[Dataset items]
>> begin
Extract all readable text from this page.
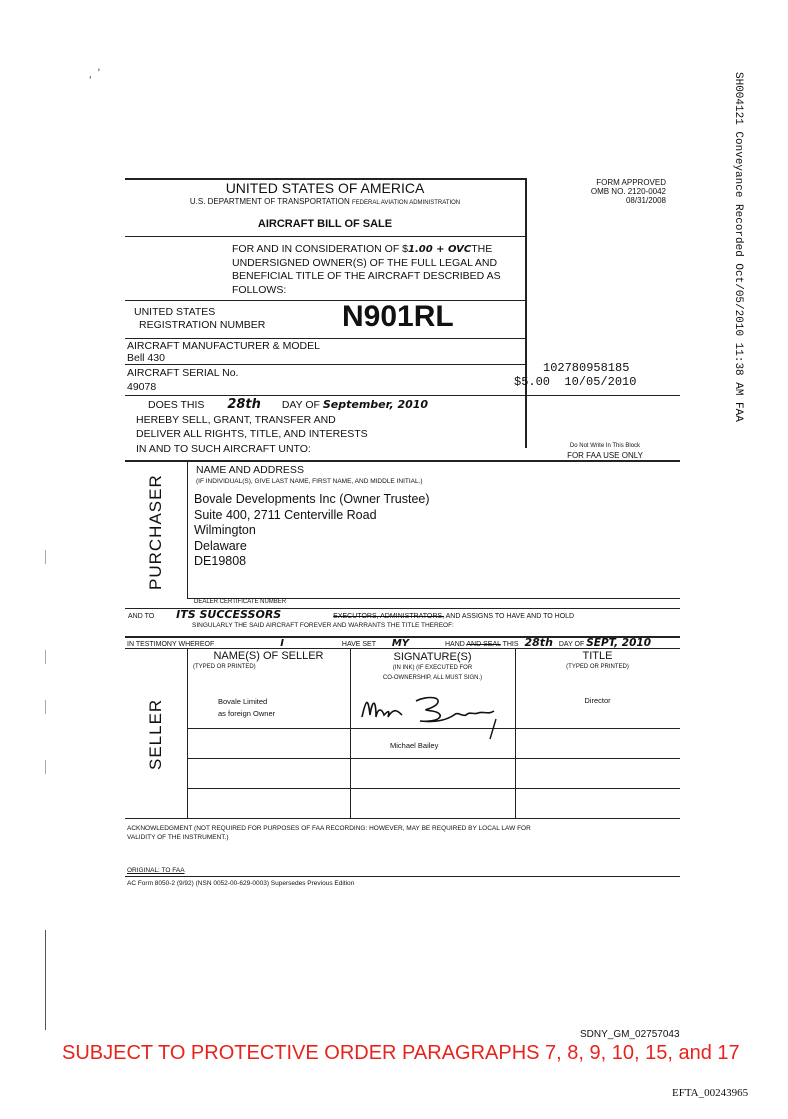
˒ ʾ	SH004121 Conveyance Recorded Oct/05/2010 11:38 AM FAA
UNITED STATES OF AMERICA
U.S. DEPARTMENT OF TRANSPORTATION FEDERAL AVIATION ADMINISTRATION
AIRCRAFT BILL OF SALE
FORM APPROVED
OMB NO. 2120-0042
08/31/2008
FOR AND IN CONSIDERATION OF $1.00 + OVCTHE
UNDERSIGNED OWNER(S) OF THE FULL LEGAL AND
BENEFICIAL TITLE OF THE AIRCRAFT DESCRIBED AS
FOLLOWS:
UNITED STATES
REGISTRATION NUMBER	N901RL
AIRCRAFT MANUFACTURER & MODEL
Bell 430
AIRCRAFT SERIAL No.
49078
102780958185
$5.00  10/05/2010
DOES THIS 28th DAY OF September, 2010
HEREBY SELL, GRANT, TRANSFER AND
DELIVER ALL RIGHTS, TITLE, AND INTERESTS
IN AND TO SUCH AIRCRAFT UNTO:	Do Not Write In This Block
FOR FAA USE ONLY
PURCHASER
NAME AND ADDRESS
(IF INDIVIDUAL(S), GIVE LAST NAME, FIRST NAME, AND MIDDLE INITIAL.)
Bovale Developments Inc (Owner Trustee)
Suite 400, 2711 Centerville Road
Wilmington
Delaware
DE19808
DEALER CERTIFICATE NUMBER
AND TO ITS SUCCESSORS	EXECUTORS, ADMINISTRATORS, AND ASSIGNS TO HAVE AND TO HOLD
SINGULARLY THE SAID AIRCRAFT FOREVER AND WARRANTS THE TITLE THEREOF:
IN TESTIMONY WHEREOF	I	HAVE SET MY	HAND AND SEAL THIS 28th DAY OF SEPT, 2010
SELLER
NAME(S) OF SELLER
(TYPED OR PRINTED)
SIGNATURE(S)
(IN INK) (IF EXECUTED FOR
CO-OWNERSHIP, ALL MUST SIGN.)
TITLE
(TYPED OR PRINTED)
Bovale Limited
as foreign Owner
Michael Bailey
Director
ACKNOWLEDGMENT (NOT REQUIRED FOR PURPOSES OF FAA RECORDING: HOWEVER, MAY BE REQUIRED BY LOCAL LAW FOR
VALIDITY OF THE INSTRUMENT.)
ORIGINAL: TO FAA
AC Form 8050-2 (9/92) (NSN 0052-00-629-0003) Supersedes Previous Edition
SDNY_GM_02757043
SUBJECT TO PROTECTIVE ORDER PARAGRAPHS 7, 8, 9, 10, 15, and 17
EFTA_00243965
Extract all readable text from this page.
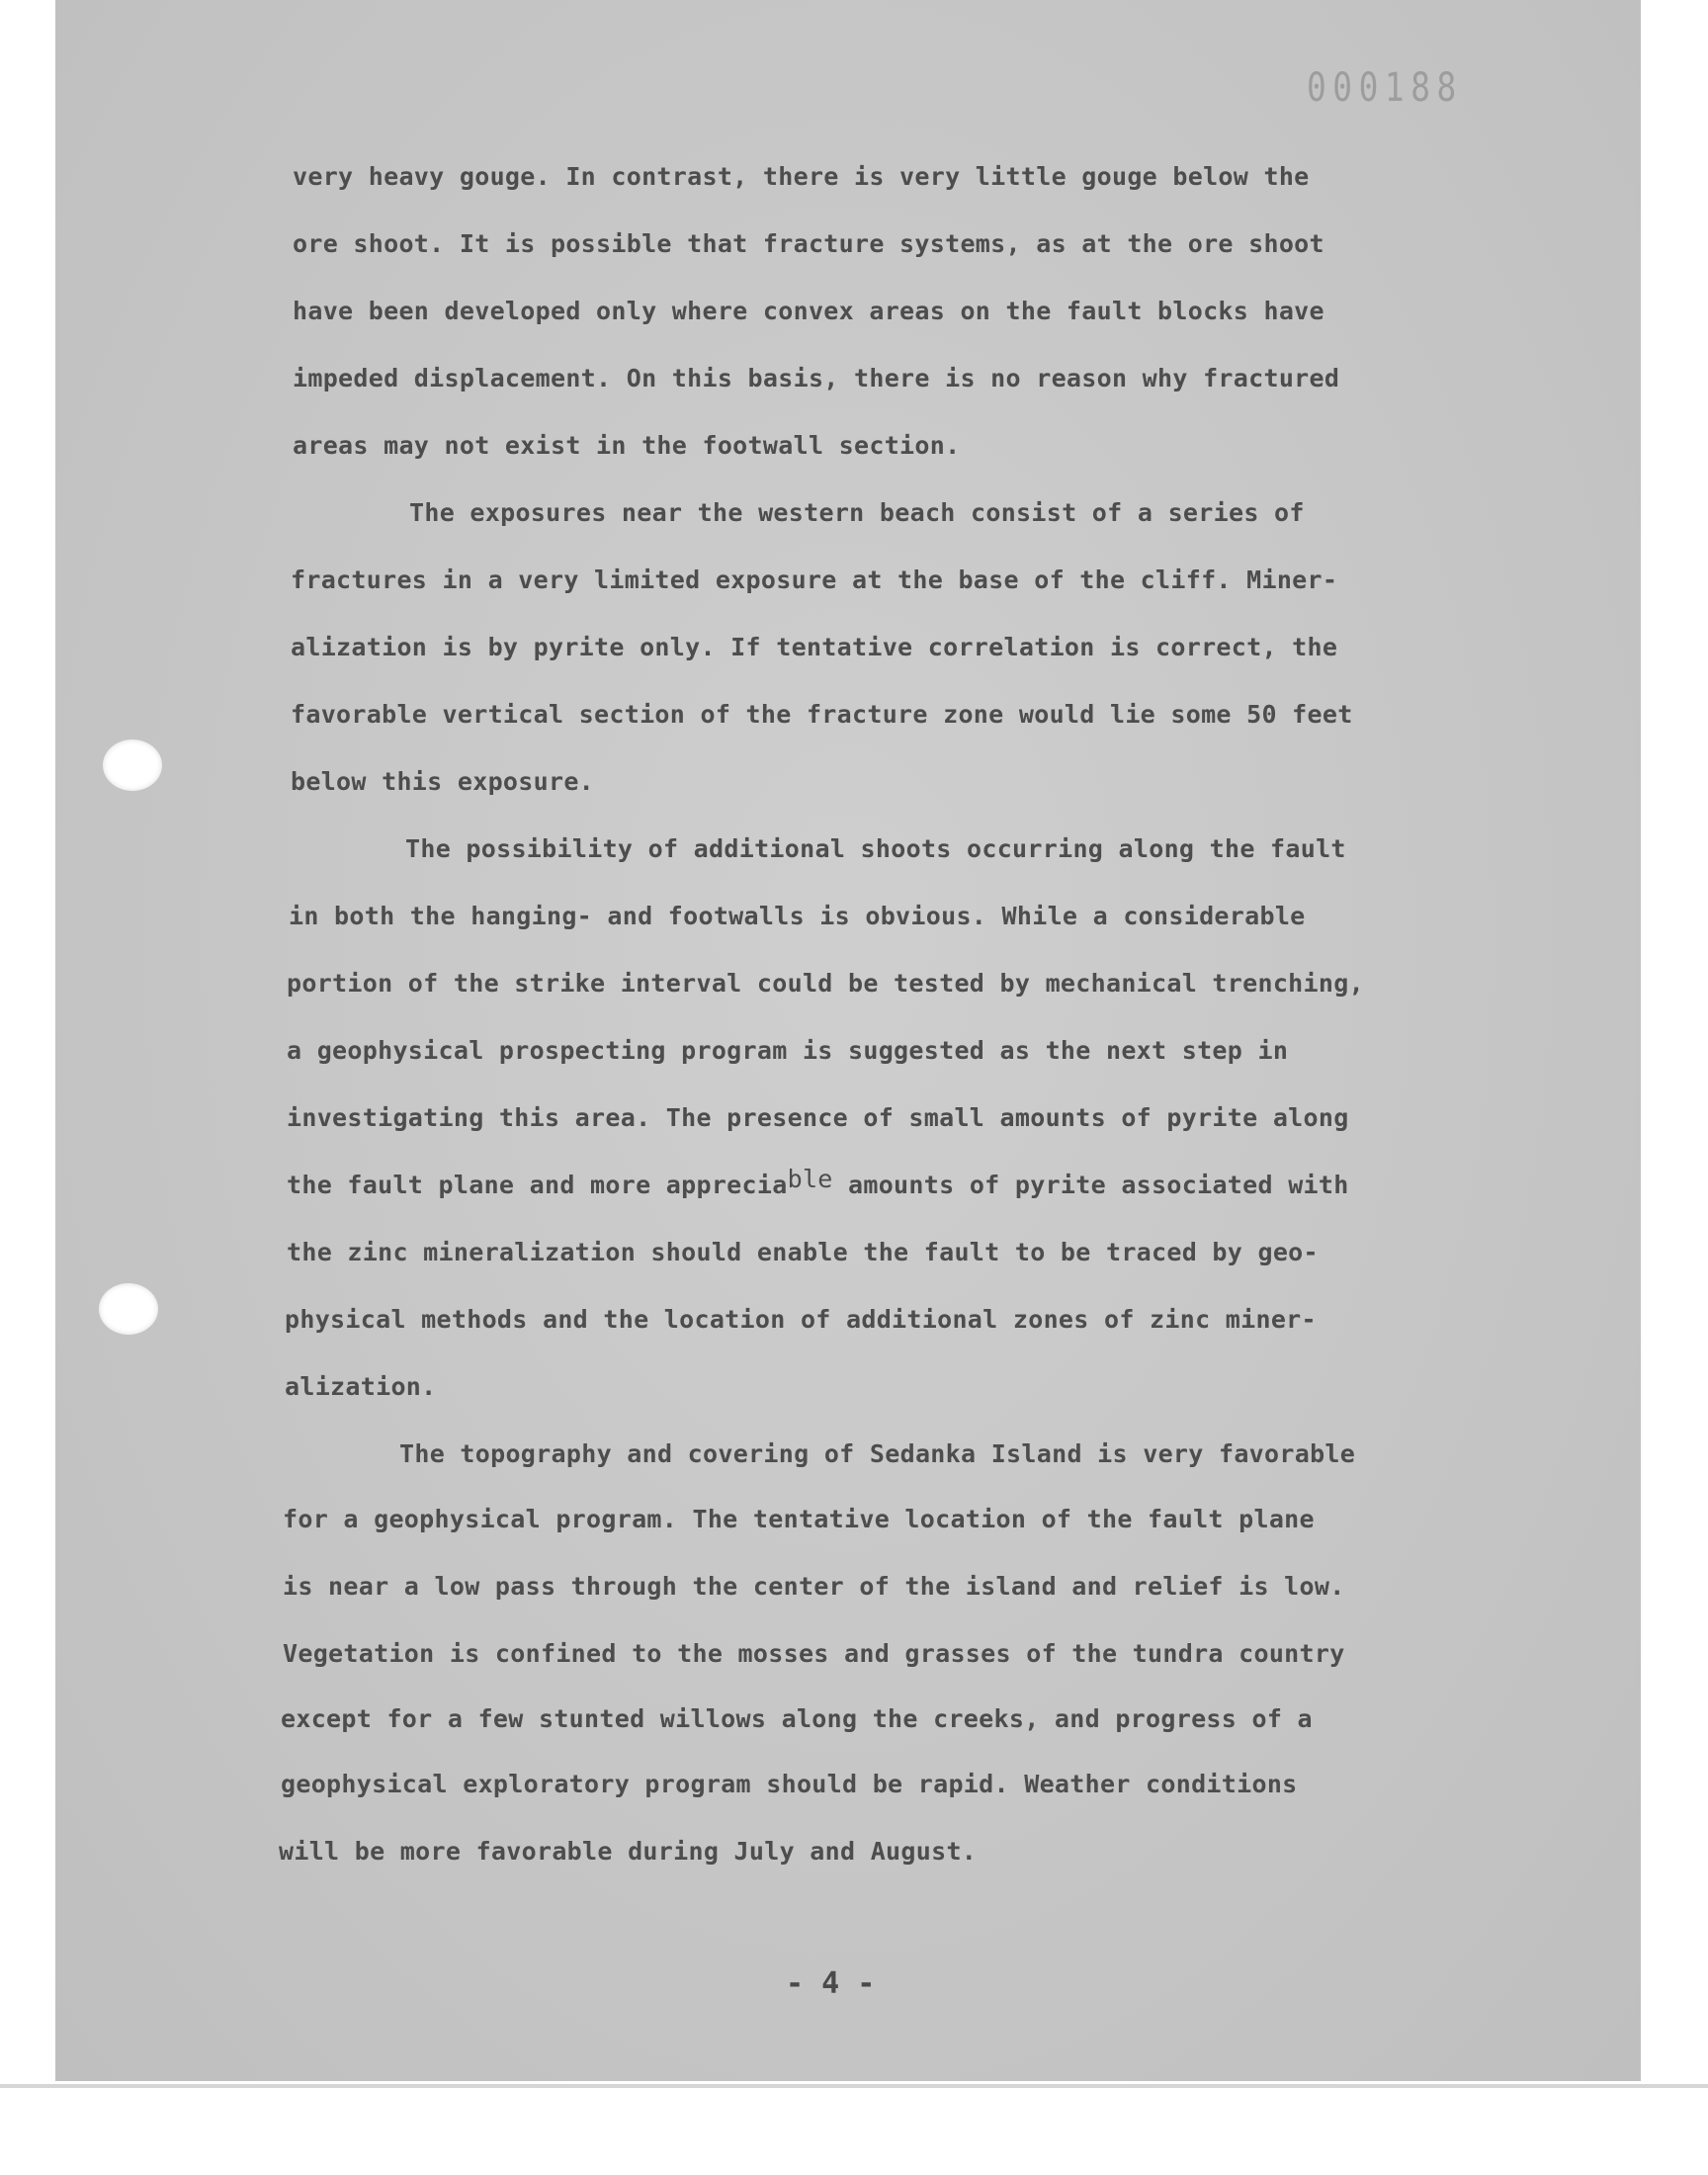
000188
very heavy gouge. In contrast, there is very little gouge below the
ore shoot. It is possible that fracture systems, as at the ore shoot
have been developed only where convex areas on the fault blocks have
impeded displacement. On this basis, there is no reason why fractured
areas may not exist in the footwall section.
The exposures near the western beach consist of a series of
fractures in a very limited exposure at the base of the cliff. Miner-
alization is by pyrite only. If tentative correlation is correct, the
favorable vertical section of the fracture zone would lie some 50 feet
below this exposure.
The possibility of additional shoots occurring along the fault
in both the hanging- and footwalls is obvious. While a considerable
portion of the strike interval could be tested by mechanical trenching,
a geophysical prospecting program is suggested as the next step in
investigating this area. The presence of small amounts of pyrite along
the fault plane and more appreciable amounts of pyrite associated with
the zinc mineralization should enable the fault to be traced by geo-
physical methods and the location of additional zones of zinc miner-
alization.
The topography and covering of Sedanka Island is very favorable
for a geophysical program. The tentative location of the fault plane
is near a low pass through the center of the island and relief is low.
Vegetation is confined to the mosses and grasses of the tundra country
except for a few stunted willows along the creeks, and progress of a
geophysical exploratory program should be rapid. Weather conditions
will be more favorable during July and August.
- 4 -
>> end
Goal: Write out the full listing verbatim, excluding its pictures.

Result for this exercise:
Extract all readable text from this page.
˒ ʾ	SH004121 Conveyance Recorded Oct/05/2010 11:38 AM FAA
UNITED STATES OF AMERICA
U.S. DEPARTMENT OF TRANSPORTATION FEDERAL AVIATION ADMINISTRATION
AIRCRAFT BILL OF SALE
FORM APPROVED
OMB NO. 2120-0042
08/31/2008
FOR AND IN CONSIDERATION OF $1.00 + OVCTHE
UNDERSIGNED OWNER(S) OF THE FULL LEGAL AND
BENEFICIAL TITLE OF THE AIRCRAFT DESCRIBED AS
FOLLOWS:
UNITED STATES
REGISTRATION NUMBER	N901RL
AIRCRAFT MANUFACTURER & MODEL
Bell 430
AIRCRAFT SERIAL No.
49078
102780958185
$5.00  10/05/2010
DOES THIS 28th DAY OF September, 2010
HEREBY SELL, GRANT, TRANSFER AND
DELIVER ALL RIGHTS, TITLE, AND INTERESTS
IN AND TO SUCH AIRCRAFT UNTO:	Do Not Write In This Block
FOR FAA USE ONLY
PURCHASER
NAME AND ADDRESS
(IF INDIVIDUAL(S), GIVE LAST NAME, FIRST NAME, AND MIDDLE INITIAL.)
Bovale Developments Inc (Owner Trustee)
Suite 400, 2711 Centerville Road
Wilmington
Delaware
DE19808
DEALER CERTIFICATE NUMBER
AND TO ITS SUCCESSORS	EXECUTORS, ADMINISTRATORS, AND ASSIGNS TO HAVE AND TO HOLD
SINGULARLY THE SAID AIRCRAFT FOREVER AND WARRANTS THE TITLE THEREOF:
IN TESTIMONY WHEREOF	I	HAVE SET MY	HAND AND SEAL THIS 28th DAY OF SEPT, 2010
SELLER
NAME(S) OF SELLER
(TYPED OR PRINTED)
SIGNATURE(S)
(IN INK) (IF EXECUTED FOR
CO-OWNERSHIP, ALL MUST SIGN.)
TITLE
(TYPED OR PRINTED)
Bovale Limited
as foreign Owner
Michael Bailey
Director
ACKNOWLEDGMENT (NOT REQUIRED FOR PURPOSES OF FAA RECORDING: HOWEVER, MAY BE REQUIRED BY LOCAL LAW FOR
VALIDITY OF THE INSTRUMENT.)
ORIGINAL: TO FAA
AC Form 8050-2 (9/92) (NSN 0052-00-629-0003) Supersedes Previous Edition
SDNY_GM_02757043
SUBJECT TO PROTECTIVE ORDER PARAGRAPHS 7, 8, 9, 10, 15, and 17
EFTA_00243965
Extract all readable text from this page.
000188
very heavy gouge. In contrast, there is very little gouge below the
ore shoot. It is possible that fracture systems, as at the ore shoot
have been developed only where convex areas on the fault blocks have
impeded displacement. On this basis, there is no reason why fractured
areas may not exist in the footwall section.
The exposures near the western beach consist of a series of
fractures in a very limited exposure at the base of the cliff. Miner-
alization is by pyrite only. If tentative correlation is correct, the
favorable vertical section of the fracture zone would lie some 50 feet
below this exposure.
The possibility of additional shoots occurring along the fault
in both the hanging- and footwalls is obvious. While a considerable
portion of the strike interval could be tested by mechanical trenching,
a geophysical prospecting program is suggested as the next step in
investigating this area. The presence of small amounts of pyrite along
the fault plane and more appreciable amounts of pyrite associated with
the zinc mineralization should enable the fault to be traced by geo-
physical methods and the location of additional zones of zinc miner-
alization.
The topography and covering of Sedanka Island is very favorable
for a geophysical program. The tentative location of the fault plane
is near a low pass through the center of the island and relief is low.
Vegetation is confined to the mosses and grasses of the tundra country
except for a few stunted willows along the creeks, and progress of a
geophysical exploratory program should be rapid. Weather conditions
will be more favorable during July and August.
- 4 -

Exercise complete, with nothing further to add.